--- Start of Data shown ---

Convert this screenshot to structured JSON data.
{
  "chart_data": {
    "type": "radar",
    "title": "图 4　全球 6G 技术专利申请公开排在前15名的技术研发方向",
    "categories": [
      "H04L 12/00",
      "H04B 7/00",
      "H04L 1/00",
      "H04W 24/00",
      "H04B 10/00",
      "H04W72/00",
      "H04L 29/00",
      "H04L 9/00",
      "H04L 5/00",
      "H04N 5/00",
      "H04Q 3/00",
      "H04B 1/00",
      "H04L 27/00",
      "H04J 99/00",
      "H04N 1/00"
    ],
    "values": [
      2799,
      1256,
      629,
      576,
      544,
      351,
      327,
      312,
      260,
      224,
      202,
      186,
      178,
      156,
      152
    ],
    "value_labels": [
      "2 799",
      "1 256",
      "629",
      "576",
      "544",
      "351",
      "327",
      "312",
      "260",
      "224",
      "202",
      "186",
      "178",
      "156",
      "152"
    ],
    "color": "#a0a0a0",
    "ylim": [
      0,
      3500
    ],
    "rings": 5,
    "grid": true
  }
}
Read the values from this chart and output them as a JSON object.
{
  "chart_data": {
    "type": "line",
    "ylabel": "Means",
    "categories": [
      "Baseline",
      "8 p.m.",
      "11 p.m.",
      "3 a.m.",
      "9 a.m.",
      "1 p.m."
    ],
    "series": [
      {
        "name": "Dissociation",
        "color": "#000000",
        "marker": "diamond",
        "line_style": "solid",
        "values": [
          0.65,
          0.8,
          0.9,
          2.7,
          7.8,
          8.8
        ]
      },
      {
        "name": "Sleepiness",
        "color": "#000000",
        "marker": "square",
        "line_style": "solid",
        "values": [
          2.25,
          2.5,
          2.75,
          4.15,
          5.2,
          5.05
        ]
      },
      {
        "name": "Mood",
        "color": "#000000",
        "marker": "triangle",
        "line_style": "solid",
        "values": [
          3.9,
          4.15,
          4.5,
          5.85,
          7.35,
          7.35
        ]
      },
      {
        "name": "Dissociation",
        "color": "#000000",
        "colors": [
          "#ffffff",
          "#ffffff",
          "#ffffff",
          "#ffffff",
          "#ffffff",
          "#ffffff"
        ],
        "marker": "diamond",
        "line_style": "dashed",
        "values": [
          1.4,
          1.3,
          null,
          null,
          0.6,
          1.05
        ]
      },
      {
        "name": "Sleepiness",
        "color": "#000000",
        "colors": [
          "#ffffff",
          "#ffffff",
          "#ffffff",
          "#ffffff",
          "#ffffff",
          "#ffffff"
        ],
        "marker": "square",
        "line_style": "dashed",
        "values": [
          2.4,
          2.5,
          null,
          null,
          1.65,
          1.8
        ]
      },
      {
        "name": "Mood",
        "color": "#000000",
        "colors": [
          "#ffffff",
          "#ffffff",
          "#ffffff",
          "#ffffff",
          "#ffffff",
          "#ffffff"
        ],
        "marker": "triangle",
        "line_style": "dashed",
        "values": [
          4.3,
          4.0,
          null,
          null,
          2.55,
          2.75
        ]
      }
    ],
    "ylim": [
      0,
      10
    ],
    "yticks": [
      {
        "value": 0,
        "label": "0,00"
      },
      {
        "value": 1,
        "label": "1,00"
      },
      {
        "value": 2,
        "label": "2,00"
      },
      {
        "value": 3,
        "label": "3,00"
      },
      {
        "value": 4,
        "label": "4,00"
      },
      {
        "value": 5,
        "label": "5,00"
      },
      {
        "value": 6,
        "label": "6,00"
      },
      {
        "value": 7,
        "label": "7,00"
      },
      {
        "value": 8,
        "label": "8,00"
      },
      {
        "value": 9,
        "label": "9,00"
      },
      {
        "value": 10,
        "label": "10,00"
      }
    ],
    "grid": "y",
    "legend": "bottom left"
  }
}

--- End of Data shown ---

**Stated exercise**
Pick every line with "JSON" in it and copy it.

**Answer to this problem**
Convert this screenshot to structured JSON data.
Read the values from this chart and output them as a JSON object.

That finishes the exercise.